Dataset records:

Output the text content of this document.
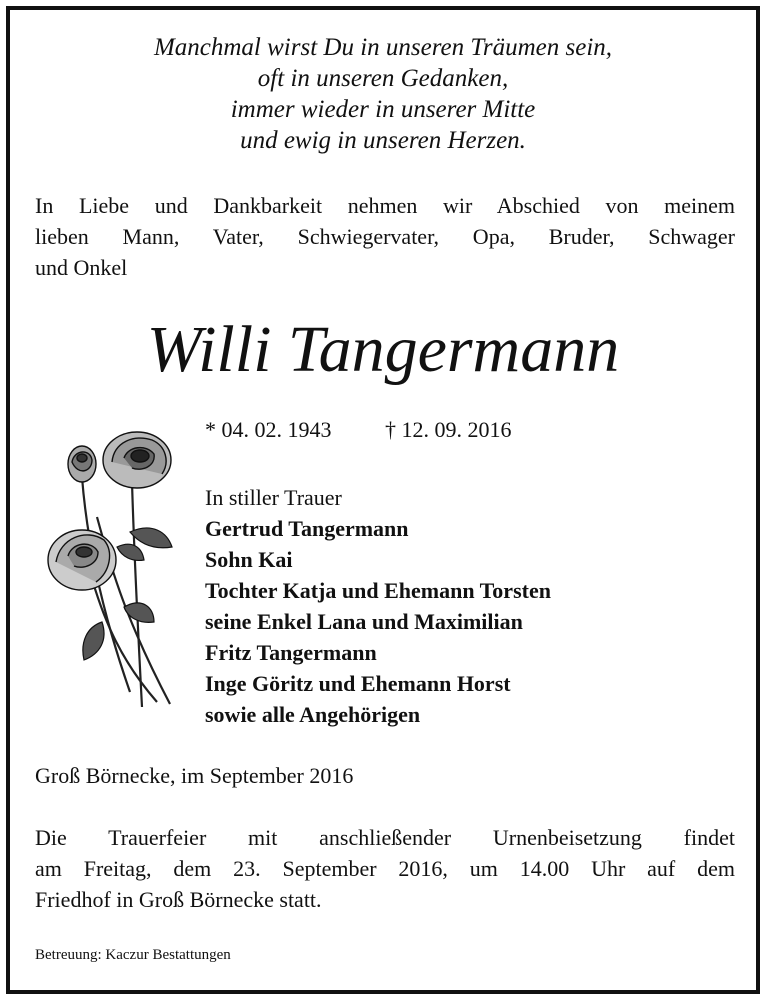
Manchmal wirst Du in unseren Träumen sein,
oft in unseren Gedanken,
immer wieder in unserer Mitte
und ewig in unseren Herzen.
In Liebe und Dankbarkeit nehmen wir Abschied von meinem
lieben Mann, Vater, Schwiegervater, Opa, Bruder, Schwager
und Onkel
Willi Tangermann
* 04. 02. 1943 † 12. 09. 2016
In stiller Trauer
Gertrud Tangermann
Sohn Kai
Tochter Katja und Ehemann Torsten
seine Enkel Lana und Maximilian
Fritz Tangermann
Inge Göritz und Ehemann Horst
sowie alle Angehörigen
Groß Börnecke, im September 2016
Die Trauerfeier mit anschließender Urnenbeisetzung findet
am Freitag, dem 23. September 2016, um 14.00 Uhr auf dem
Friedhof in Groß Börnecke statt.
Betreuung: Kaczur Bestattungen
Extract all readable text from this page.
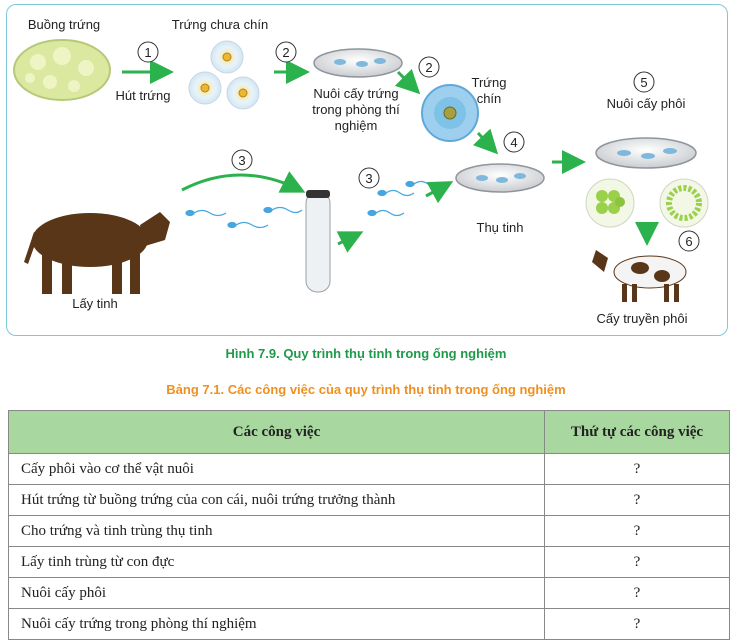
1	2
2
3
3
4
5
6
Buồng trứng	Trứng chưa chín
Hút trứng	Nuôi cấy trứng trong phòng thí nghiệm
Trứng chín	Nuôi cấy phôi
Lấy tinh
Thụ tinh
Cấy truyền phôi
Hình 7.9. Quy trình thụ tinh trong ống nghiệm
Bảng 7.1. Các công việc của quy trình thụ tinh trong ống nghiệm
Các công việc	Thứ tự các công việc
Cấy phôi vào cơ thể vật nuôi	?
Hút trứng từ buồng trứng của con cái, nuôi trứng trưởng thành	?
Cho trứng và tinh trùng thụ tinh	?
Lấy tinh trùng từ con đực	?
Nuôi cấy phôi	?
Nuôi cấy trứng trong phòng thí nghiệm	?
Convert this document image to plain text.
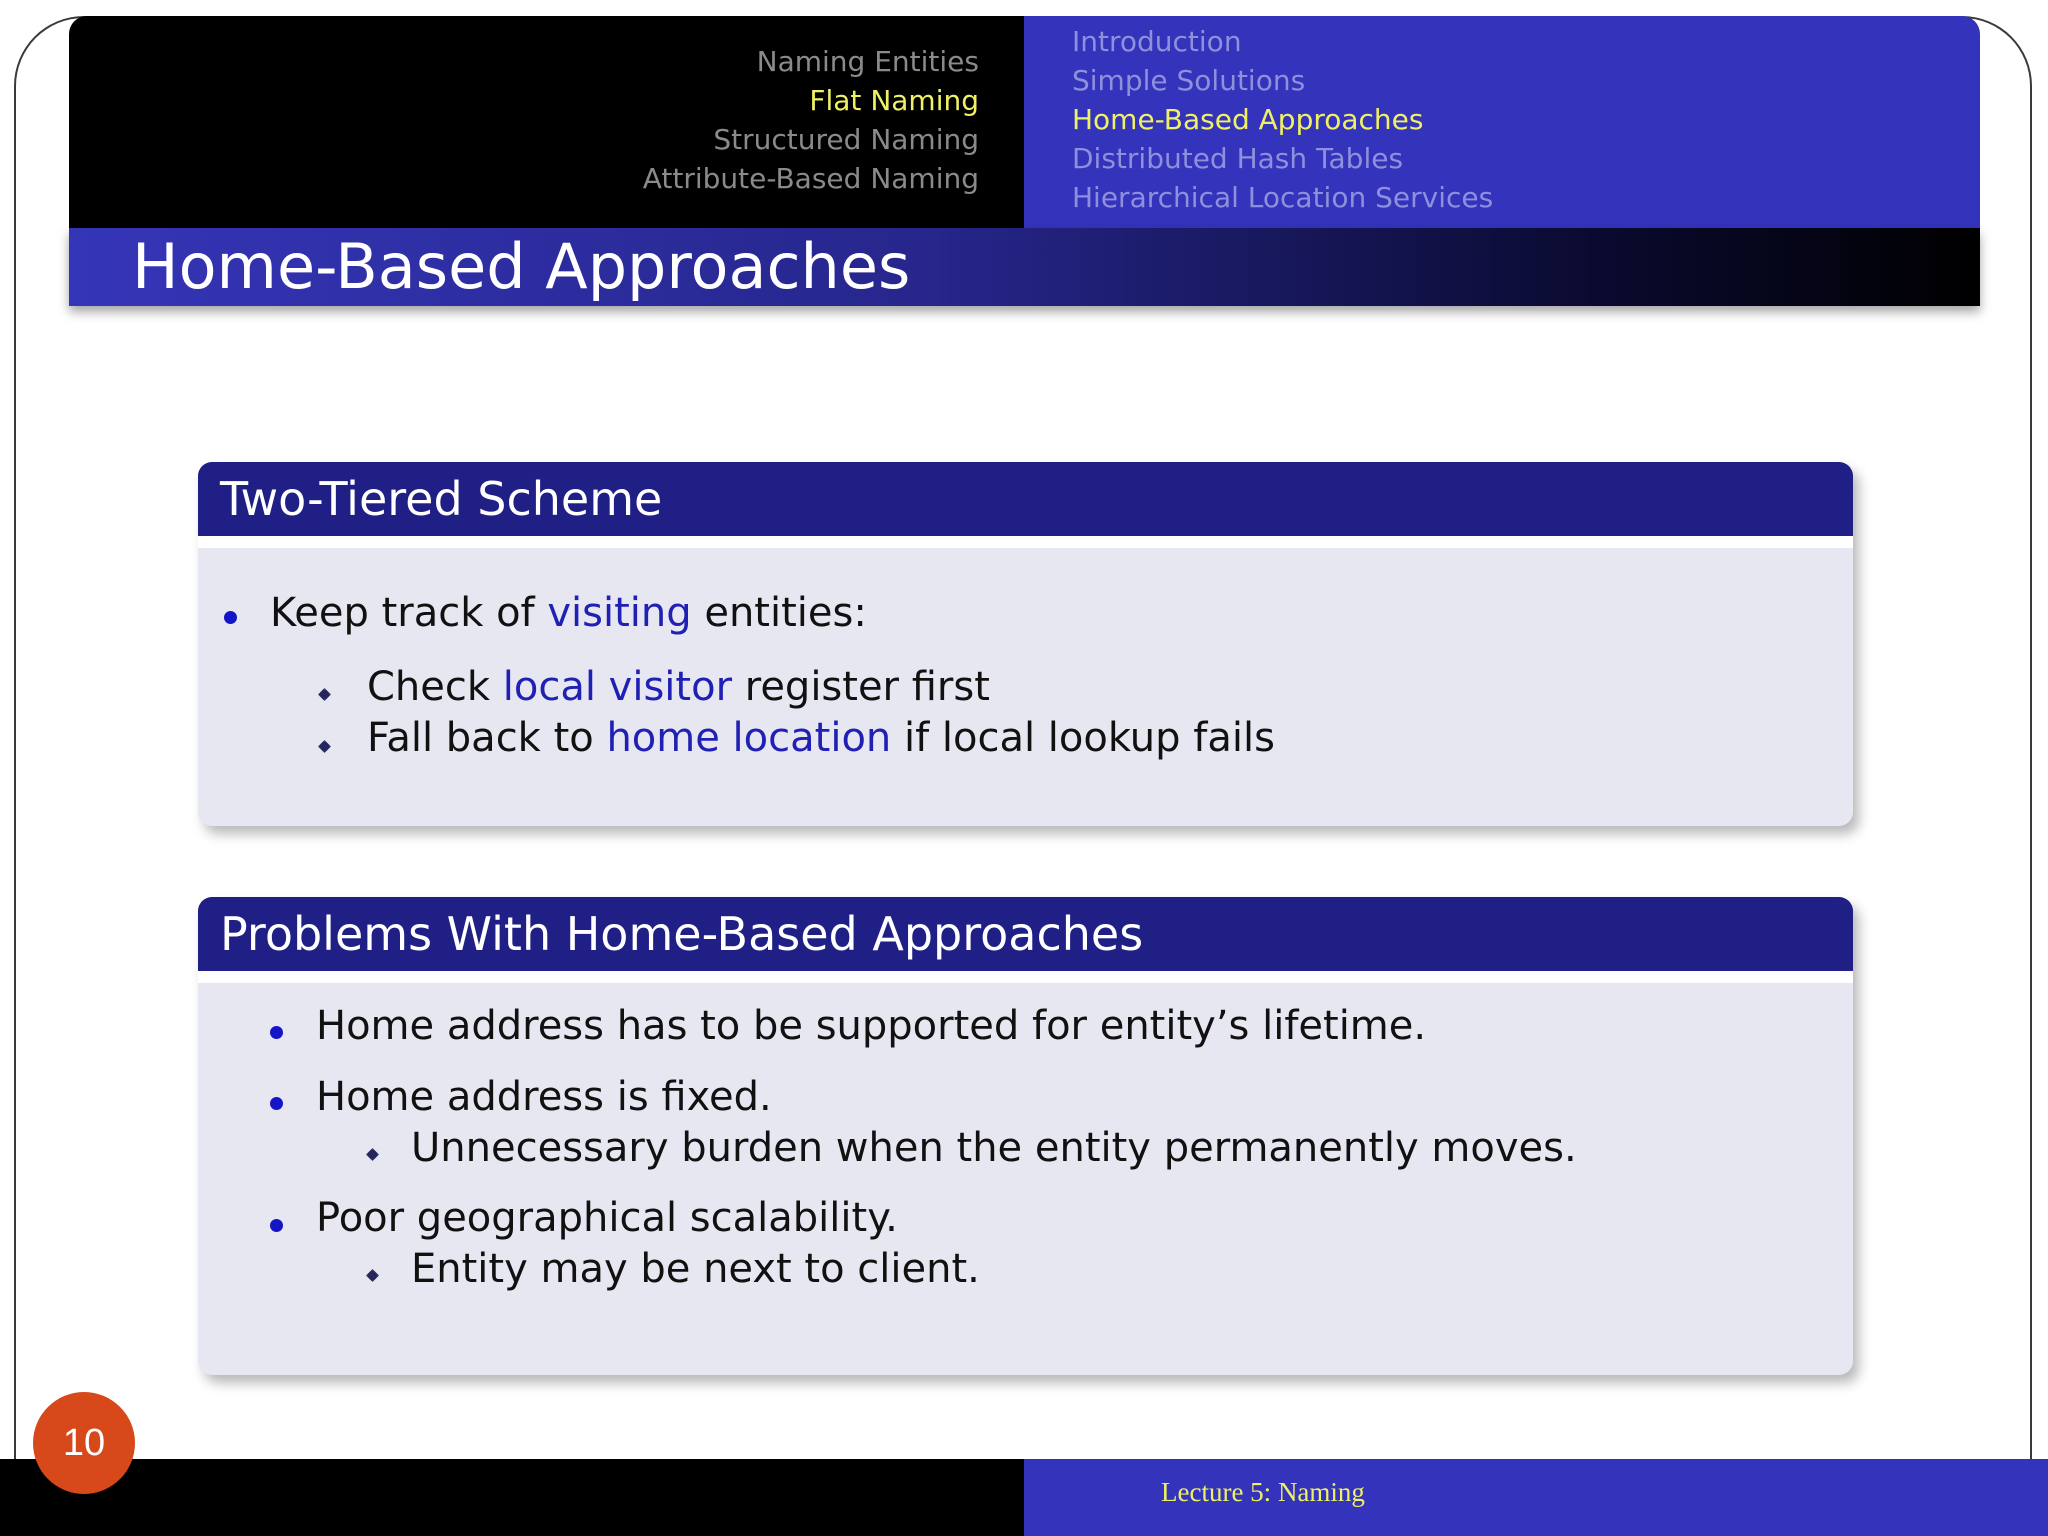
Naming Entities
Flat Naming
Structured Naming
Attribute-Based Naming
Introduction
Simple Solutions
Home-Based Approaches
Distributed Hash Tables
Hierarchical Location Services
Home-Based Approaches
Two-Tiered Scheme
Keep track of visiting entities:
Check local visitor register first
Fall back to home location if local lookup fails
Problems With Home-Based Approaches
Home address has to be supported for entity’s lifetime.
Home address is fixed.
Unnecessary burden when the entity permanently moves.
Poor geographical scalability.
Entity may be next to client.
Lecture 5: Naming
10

...

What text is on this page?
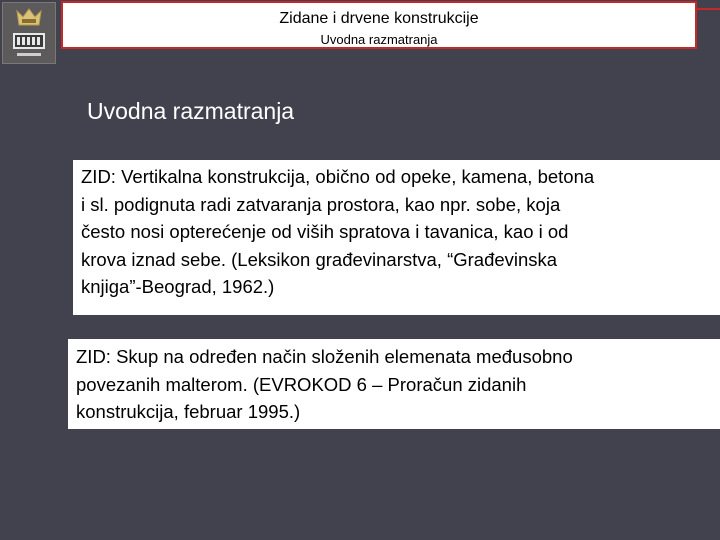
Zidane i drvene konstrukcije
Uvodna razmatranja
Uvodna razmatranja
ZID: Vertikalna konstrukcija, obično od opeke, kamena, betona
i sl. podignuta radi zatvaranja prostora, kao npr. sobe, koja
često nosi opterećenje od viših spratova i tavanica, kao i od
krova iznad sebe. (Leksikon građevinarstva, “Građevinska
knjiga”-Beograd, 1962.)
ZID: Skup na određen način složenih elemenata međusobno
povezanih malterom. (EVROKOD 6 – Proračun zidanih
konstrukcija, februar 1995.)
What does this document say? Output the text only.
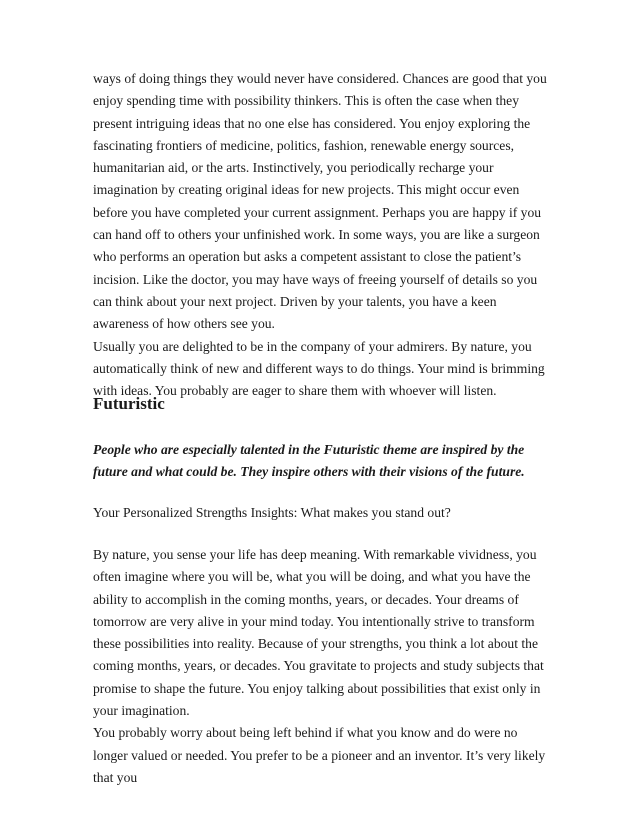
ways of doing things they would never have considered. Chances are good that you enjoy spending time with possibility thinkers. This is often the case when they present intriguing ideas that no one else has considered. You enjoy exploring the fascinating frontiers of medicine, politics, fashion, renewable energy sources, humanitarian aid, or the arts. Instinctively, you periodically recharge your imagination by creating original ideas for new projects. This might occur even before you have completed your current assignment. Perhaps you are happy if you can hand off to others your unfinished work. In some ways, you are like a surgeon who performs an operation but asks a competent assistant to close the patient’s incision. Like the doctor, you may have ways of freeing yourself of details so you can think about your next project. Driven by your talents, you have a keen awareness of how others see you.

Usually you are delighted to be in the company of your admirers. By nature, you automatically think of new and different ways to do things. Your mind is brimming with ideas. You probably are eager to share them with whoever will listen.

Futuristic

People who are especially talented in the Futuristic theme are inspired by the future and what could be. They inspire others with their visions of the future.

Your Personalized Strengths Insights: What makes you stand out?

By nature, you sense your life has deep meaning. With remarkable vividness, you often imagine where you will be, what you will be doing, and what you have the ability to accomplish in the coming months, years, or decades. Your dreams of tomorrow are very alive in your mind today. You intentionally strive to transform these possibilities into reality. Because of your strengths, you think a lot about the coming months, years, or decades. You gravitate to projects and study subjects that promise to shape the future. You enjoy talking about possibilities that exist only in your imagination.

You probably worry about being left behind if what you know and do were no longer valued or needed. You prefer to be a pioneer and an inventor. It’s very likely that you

» **WHAT TO PRODUCE**
Return each line with "tinh".

» **SOLUTION**
Lấy tinh
Thụ tinh
Hình 7.9. Quy trình thụ tinh trong ống nghiệm
Bảng 7.1. Các công việc của quy trình thụ tinh trong ống nghiệm
Cho trứng và tinh trùng thụ tinh	?
Lấy tinh trùng từ con đực	?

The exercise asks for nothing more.